▶ _Given instruction_: Restate the data word for word and leave the images out.

(Dataset items)
-- Start --

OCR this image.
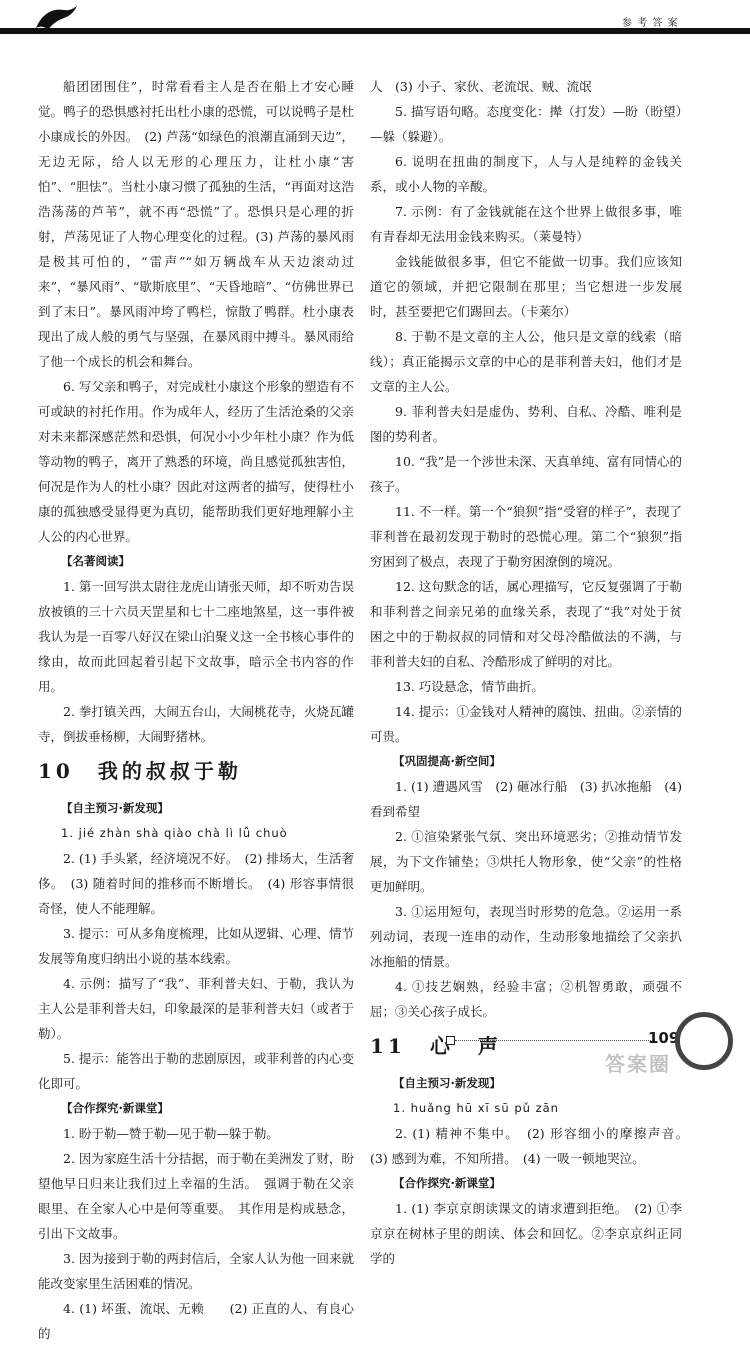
参 考 答 案

船团团围住”，时常看看主人是否在船上才安心睡觉。鸭子的恐惧感衬托出杜小康的恐慌，可以说鸭子是杜小康成长的外因。　(2) 芦荡“如绿色的浪潮直涌到天边”，无边无际，给人以无形的心理压力，让杜小康“害怕”、“胆怯”。当杜小康习惯了孤独的生活，“再面对这浩浩荡荡的芦苇”，就不再“恐慌”了。恐惧只是心理的折射，芦荡见证了人物心理变化的过程。(3) 芦荡的暴风雨是极其可怕的，“雷声”“如万辆战车从天边滚动过来”，“暴风雨”、“歇斯底里”、“天昏地暗”、“仿佛世界已到了末日”。暴风雨冲垮了鸭栏，惊散了鸭群。杜小康表现出了成人般的勇气与坚强，在暴风雨中搏斗。暴风雨给了他一个成长的机会和舞台。

6. 写父亲和鸭子，对完成杜小康这个形象的塑造有不可或缺的衬托作用。作为成年人，经历了生活沧桑的父亲对未来都深感茫然和恐惧，何况小小少年杜小康？作为低等动物的鸭子，离开了熟悉的环境，尚且感觉孤独害怕，何况是作为人的杜小康？因此对这两者的描写，使得杜小康的孤独感受显得更为真切，能帮助我们更好地理解小主人公的内心世界。

【名著阅读】

1. 第一回写洪太尉往龙虎山请张天师，却不听劝告误放被镇的三十六员天罡星和七十二座地煞星，这一事件被我认为是一百零八好汉在梁山泊聚义这一全书核心事件的缘由，故而此回起着引起下文故事，暗示全书内容的作用。

2. 拳打镇关西，大闹五台山，大闹桃花寺，火烧瓦罐寺，倒拔垂杨柳，大闹野猪林。

10　我的叔叔于勒

【自主预习·新发现】

1. jié zhàn shà qiào chà lì lǚ chuò

2. (1) 手头紧，经济境况不好。　(2) 排场大，生活奢侈。　(3) 随着时间的推移而不断增长。　(4) 形容事情很奇怪，使人不能理解。

3. 提示：可从多角度梳理，比如从逻辑、心理、情节发展等角度归纳出小说的基本线索。

4. 示例：描写了“我”、菲利普夫妇、于勒，我认为主人公是菲利普夫妇，印象最深的是菲利普夫妇（或者于勒）。

5. 提示：能答出于勒的悲剧原因，或菲利普的内心变化即可。

【合作探究·新课堂】

1. 盼于勒—赞于勒—见于勒—躲于勒。

2. 因为家庭生活十分拮据，而于勒在美洲发了财，盼望他早日归来让我们过上幸福的生活。　强调于勒在父亲眼里、在全家人心中是何等重要。　其作用是构成悬念，引出下文故事。

3. 因为接到于勒的两封信后，全家人认为他一回来就能改变家里生活困难的情况。

4. (1) 坏蛋、流氓、无赖　　(2) 正直的人、有良心的

人　(3) 小子、家伙、老流氓、贼、流氓

5. 描写语句略。态度变化：撵（打发）—盼（盼望）—躲（躲避）。

6. 说明在扭曲的制度下，人与人是纯粹的金钱关系，或小人物的辛酸。

7. 示例：有了金钱就能在这个世界上做很多事，唯有青春却无法用金钱来购买。（莱曼特）

金钱能做很多事，但它不能做一切事。我们应该知道它的领域，并把它限制在那里；当它想进一步发展时，甚至要把它们踢回去。（卡莱尔）

8. 于勒不是文章的主人公，他只是文章的线索（暗线）；真正能揭示文章的中心的是菲利普夫妇，他们才是文章的主人公。

9. 菲利普夫妇是虚伪、势利、自私、冷酷、唯利是图的势利者。

10. “我”是一个涉世未深、天真单纯、富有同情心的孩子。

11. 不一样。第一个“狼狈”指“受窘的样子”，表现了菲利普在最初发现于勒时的恐慌心理。第二个“狼狈”指穷困到了极点，表现了于勒穷困潦倒的境况。

12. 这句默念的话，属心理描写，它反复强调了于勒和菲利普之间亲兄弟的血缘关系，表现了“我”对处于贫困之中的于勒叔叔的同情和对父母冷酷做法的不满，与菲利普夫妇的自私、冷酷形成了鲜明的对比。

13. 巧设悬念，情节曲折。

14. 提示：①金钱对人精神的腐蚀、扭曲。②亲情的可贵。

【巩固提高·新空间】

1. (1) 遭遇风雪　(2) 砸冰行船　(3) 扒冰拖船　(4) 看到希望

2. ①渲染紧张气氛、突出环境恶劣；②推动情节发展，为下文作铺垫；③烘托人物形象，使“父亲”的性格更加鲜明。

3. ①运用短句，表现当时形势的危急。②运用一系列动词，表现一连串的动作，生动形象地描绘了父亲扒冰拖船的情景。

4. ①技艺娴熟，经验丰富；②机智勇敢，顽强不屈；③关心孩子成长。

11　心　声

【自主预习·新发现】

1. huǎng hū xī sū pǔ zān

2. (1) 精神不集中。　(2) 形容细小的摩擦声音。　(3) 感到为难，不知所措。　(4) 一吸一顿地哭泣。

【合作探究·新课堂】

1. (1) 李京京朗读课文的请求遭到拒绝。　(2) ①李京京在树林子里的朗读、体会和回忆。②李京京纠正同学的

109
答案圈
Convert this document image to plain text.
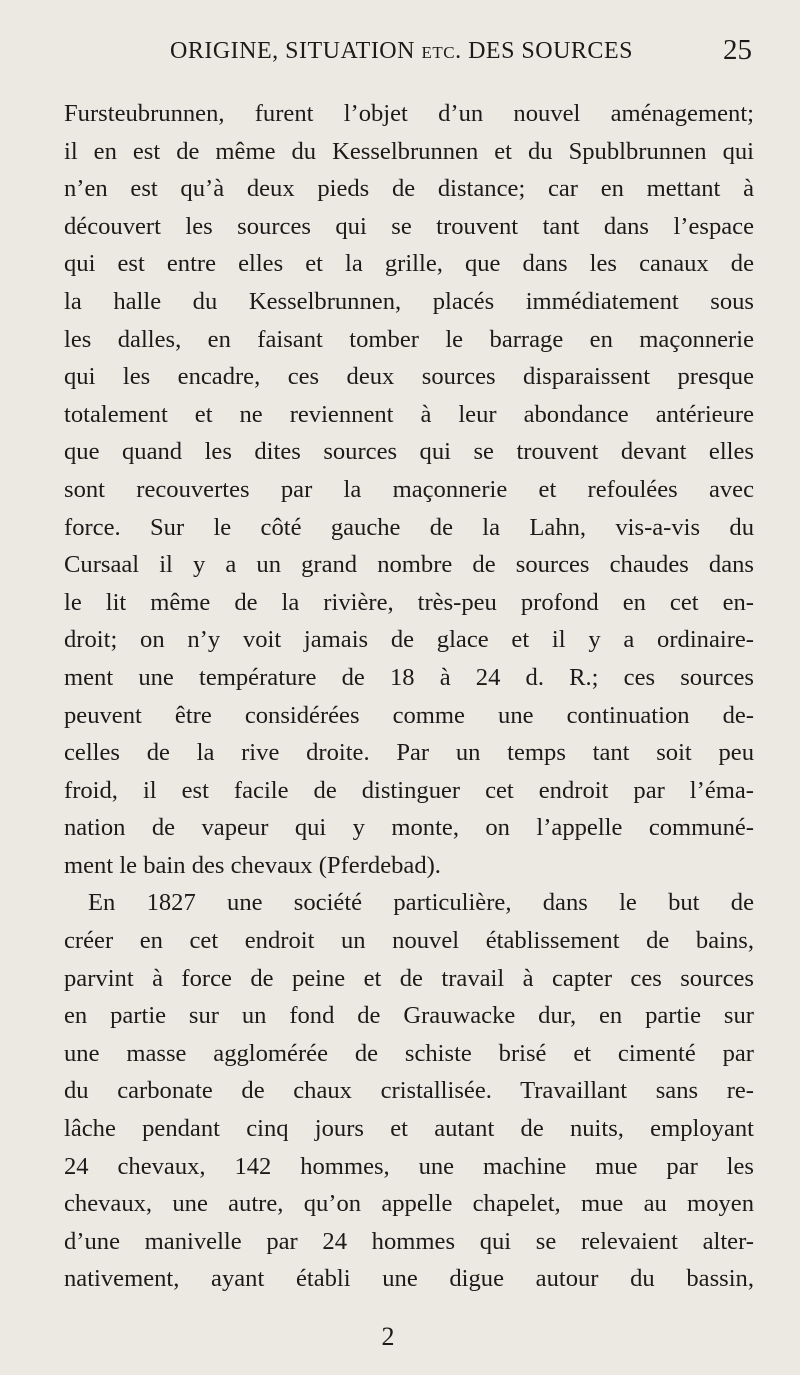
ORIGINE, SITUATION etc. DES SOURCES	25
Fursteubrunnen, furent l’objet d’un nouvel aménagement;
il en est de même du Kesselbrunnen et du Spublbrunnen qui
n’en est qu’à deux pieds de distance; car en mettant à
découvert les sources qui se trouvent tant dans l’espace
qui est entre elles et la grille, que dans les canaux de
la halle du Kesselbrunnen, placés immédiatement sous
les dalles, en faisant tomber le barrage en maçonnerie
qui les encadre, ces deux sources disparaissent presque
totalement et ne reviennent à leur abondance antérieure
que quand les dites sources qui se trouvent devant elles
sont recouvertes par la maçonnerie et refoulées avec
force. Sur le côté gauche de la Lahn, vis-a-vis du
Cursaal il y a un grand nombre de sources chaudes dans
le lit même de la rivière, très-peu profond en cet en-
droit; on n’y voit jamais de glace et il y a ordinaire-
ment une température de 18 à 24 d. R.; ces sources
peuvent être considérées comme une continuation de-
celles de la rive droite. Par un temps tant soit peu
froid, il est facile de distinguer cet endroit par l’éma-
nation de vapeur qui y monte, on l’appelle communé-
ment le bain des chevaux (Pferdebad).
En 1827 une société particulière, dans le but de
créer en cet endroit un nouvel établissement de bains,
parvint à force de peine et de travail à capter ces sources
en partie sur un fond de Grauwacke dur, en partie sur
une masse agglomérée de schiste brisé et cimenté par
du carbonate de chaux cristallisée. Travaillant sans re-
lâche pendant cinq jours et autant de nuits, employant
24 chevaux, 142 hommes, une machine mue par les
chevaux, une autre, qu’on appelle chapelet, mue au moyen
d’une manivelle par 24 hommes qui se relevaient alter-
nativement, ayant établi une digue autour du bassin,
2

-- End --

▶ _Task response_:
OCR this image.
参 考 答 案

船团团围住”，时常看看主人是否在船上才安心睡觉。鸭子的恐惧感衬托出杜小康的恐慌，可以说鸭子是杜小康成长的外因。　(2) 芦荡“如绿色的浪潮直涌到天边”，无边无际，给人以无形的心理压力，让杜小康“害怕”、“胆怯”。当杜小康习惯了孤独的生活，“再面对这浩浩荡荡的芦苇”，就不再“恐慌”了。恐惧只是心理的折射，芦荡见证了人物心理变化的过程。(3) 芦荡的暴风雨是极其可怕的，“雷声”“如万辆战车从天边滚动过来”，“暴风雨”、“歇斯底里”、“天昏地暗”、“仿佛世界已到了末日”。暴风雨冲垮了鸭栏，惊散了鸭群。杜小康表现出了成人般的勇气与坚强，在暴风雨中搏斗。暴风雨给了他一个成长的机会和舞台。

6. 写父亲和鸭子，对完成杜小康这个形象的塑造有不可或缺的衬托作用。作为成年人，经历了生活沧桑的父亲对未来都深感茫然和恐惧，何况小小少年杜小康？作为低等动物的鸭子，离开了熟悉的环境，尚且感觉孤独害怕，何况是作为人的杜小康？因此对这两者的描写，使得杜小康的孤独感受显得更为真切，能帮助我们更好地理解小主人公的内心世界。

【名著阅读】

1. 第一回写洪太尉往龙虎山请张天师，却不听劝告误放被镇的三十六员天罡星和七十二座地煞星，这一事件被我认为是一百零八好汉在梁山泊聚义这一全书核心事件的缘由，故而此回起着引起下文故事，暗示全书内容的作用。

2. 拳打镇关西，大闹五台山，大闹桃花寺，火烧瓦罐寺，倒拔垂杨柳，大闹野猪林。

10　我的叔叔于勒

【自主预习·新发现】

1. jié zhàn shà qiào chà lì lǚ chuò

2. (1) 手头紧，经济境况不好。　(2) 排场大，生活奢侈。　(3) 随着时间的推移而不断增长。　(4) 形容事情很奇怪，使人不能理解。

3. 提示：可从多角度梳理，比如从逻辑、心理、情节发展等角度归纳出小说的基本线索。

4. 示例：描写了“我”、菲利普夫妇、于勒，我认为主人公是菲利普夫妇，印象最深的是菲利普夫妇（或者于勒）。

5. 提示：能答出于勒的悲剧原因，或菲利普的内心变化即可。

【合作探究·新课堂】

1. 盼于勒—赞于勒—见于勒—躲于勒。

2. 因为家庭生活十分拮据，而于勒在美洲发了财，盼望他早日归来让我们过上幸福的生活。　强调于勒在父亲眼里、在全家人心中是何等重要。　其作用是构成悬念，引出下文故事。

3. 因为接到于勒的两封信后，全家人认为他一回来就能改变家里生活困难的情况。

4. (1) 坏蛋、流氓、无赖　　(2) 正直的人、有良心的

人　(3) 小子、家伙、老流氓、贼、流氓

5. 描写语句略。态度变化：撵（打发）—盼（盼望）—躲（躲避）。

6. 说明在扭曲的制度下，人与人是纯粹的金钱关系，或小人物的辛酸。

7. 示例：有了金钱就能在这个世界上做很多事，唯有青春却无法用金钱来购买。（莱曼特）

金钱能做很多事，但它不能做一切事。我们应该知道它的领域，并把它限制在那里；当它想进一步发展时，甚至要把它们踢回去。（卡莱尔）

8. 于勒不是文章的主人公，他只是文章的线索（暗线）；真正能揭示文章的中心的是菲利普夫妇，他们才是文章的主人公。

9. 菲利普夫妇是虚伪、势利、自私、冷酷、唯利是图的势利者。

10. “我”是一个涉世未深、天真单纯、富有同情心的孩子。

11. 不一样。第一个“狼狈”指“受窘的样子”，表现了菲利普在最初发现于勒时的恐慌心理。第二个“狼狈”指穷困到了极点，表现了于勒穷困潦倒的境况。

12. 这句默念的话，属心理描写，它反复强调了于勒和菲利普之间亲兄弟的血缘关系，表现了“我”对处于贫困之中的于勒叔叔的同情和对父母冷酷做法的不满，与菲利普夫妇的自私、冷酷形成了鲜明的对比。

13. 巧设悬念，情节曲折。

14. 提示：①金钱对人精神的腐蚀、扭曲。②亲情的可贵。

【巩固提高·新空间】

1. (1) 遭遇风雪　(2) 砸冰行船　(3) 扒冰拖船　(4) 看到希望

2. ①渲染紧张气氛、突出环境恶劣；②推动情节发展，为下文作铺垫；③烘托人物形象，使“父亲”的性格更加鲜明。

3. ①运用短句，表现当时形势的危急。②运用一系列动词，表现一连串的动作，生动形象地描绘了父亲扒冰拖船的情景。

4. ①技艺娴熟，经验丰富；②机智勇敢，顽强不屈；③关心孩子成长。

11　心　声

【自主预习·新发现】

1. huǎng hū xī sū pǔ zān

2. (1) 精神不集中。　(2) 形容细小的摩擦声音。　(3) 感到为难，不知所措。　(4) 一吸一顿地哭泣。

【合作探究·新课堂】

1. (1) 李京京朗读课文的请求遭到拒绝。　(2) ①李京京在树林子里的朗读、体会和回忆。②李京京纠正同学的

109
答案圈
Convert this document image to plain text.
ORIGINE, SITUATION etc. DES SOURCES	25
Fursteubrunnen, furent l’objet d’un nouvel aménagement;
il en est de même du Kesselbrunnen et du Spublbrunnen qui
n’en est qu’à deux pieds de distance; car en mettant à
découvert les sources qui se trouvent tant dans l’espace
qui est entre elles et la grille, que dans les canaux de
la halle du Kesselbrunnen, placés immédiatement sous
les dalles, en faisant tomber le barrage en maçonnerie
qui les encadre, ces deux sources disparaissent presque
totalement et ne reviennent à leur abondance antérieure
que quand les dites sources qui se trouvent devant elles
sont recouvertes par la maçonnerie et refoulées avec
force. Sur le côté gauche de la Lahn, vis-a-vis du
Cursaal il y a un grand nombre de sources chaudes dans
le lit même de la rivière, très-peu profond en cet en-
droit; on n’y voit jamais de glace et il y a ordinaire-
ment une température de 18 à 24 d. R.; ces sources
peuvent être considérées comme une continuation de-
celles de la rive droite. Par un temps tant soit peu
froid, il est facile de distinguer cet endroit par l’éma-
nation de vapeur qui y monte, on l’appelle communé-
ment le bain des chevaux (Pferdebad).
En 1827 une société particulière, dans le but de
créer en cet endroit un nouvel établissement de bains,
parvint à force de peine et de travail à capter ces sources
en partie sur un fond de Grauwacke dur, en partie sur
une masse agglomérée de schiste brisé et cimenté par
du carbonate de chaux cristallisée. Travaillant sans re-
lâche pendant cinq jours et autant de nuits, employant
24 chevaux, 142 hommes, une machine mue par les
chevaux, une autre, qu’on appelle chapelet, mue au moyen
d’une manivelle par 24 hommes qui se relevaient alter-
nativement, ayant établi une digue autour du bassin,
2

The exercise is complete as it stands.